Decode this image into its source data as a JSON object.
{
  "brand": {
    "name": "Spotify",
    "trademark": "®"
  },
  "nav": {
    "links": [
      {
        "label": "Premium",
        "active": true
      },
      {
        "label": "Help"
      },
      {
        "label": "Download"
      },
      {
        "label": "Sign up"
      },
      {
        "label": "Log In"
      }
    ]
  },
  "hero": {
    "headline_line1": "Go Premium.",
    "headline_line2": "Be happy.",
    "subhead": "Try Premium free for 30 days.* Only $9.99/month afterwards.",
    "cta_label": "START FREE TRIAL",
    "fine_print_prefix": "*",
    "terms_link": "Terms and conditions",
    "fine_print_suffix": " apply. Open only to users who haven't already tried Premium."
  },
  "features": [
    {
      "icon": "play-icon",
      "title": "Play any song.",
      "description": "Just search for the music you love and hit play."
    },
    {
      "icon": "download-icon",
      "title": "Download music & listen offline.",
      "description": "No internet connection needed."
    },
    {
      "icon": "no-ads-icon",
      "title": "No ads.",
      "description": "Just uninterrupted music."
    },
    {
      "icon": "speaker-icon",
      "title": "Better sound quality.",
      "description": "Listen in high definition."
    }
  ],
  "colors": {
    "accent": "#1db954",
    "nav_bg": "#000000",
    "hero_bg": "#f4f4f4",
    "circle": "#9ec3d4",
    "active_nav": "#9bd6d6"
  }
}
----------------------------------------
GIVEN PROBLEM: Reproduce the material in full, with no word added or dropped.

RESPONSE TO THE TASK:
Decode this image into its source data as a JSON object.
{
  "brand": {
    "name": "Spotify",
    "trademark": "®"
  },
  "nav": {
    "links": [
      {
        "label": "Premium",
        "active": true
      },
      {
        "label": "Help"
      },
      {
        "label": "Download"
      },
      {
        "label": "Sign up"
      },
      {
        "label": "Log In"
      }
    ]
  },
  "hero": {
    "headline_line1": "Go Premium.",
    "headline_line2": "Be happy.",
    "subhead": "Try Premium free for 30 days.* Only $9.99/month afterwards.",
    "cta_label": "START FREE TRIAL",
    "fine_print_prefix": "*",
    "terms_link": "Terms and conditions",
    "fine_print_suffix": " apply. Open only to users who haven't already tried Premium."
  },
  "features": [
    {
      "icon": "play-icon",
      "title": "Play any song.",
      "description": "Just search for the music you love and hit play."
    },
    {
      "icon": "download-icon",
      "title": "Download music & listen offline.",
      "description": "No internet connection needed."
    },
    {
      "icon": "no-ads-icon",
      "title": "No ads.",
      "description": "Just uninterrupted music."
    },
    {
      "icon": "speaker-icon",
      "title": "Better sound quality.",
      "description": "Listen in high definition."
    }
  ],
  "colors": {
    "accent": "#1db954",
    "nav_bg": "#000000",
    "hero_bg": "#f4f4f4",
    "circle": "#9ec3d4",
    "active_nav": "#9bd6d6"
  }
}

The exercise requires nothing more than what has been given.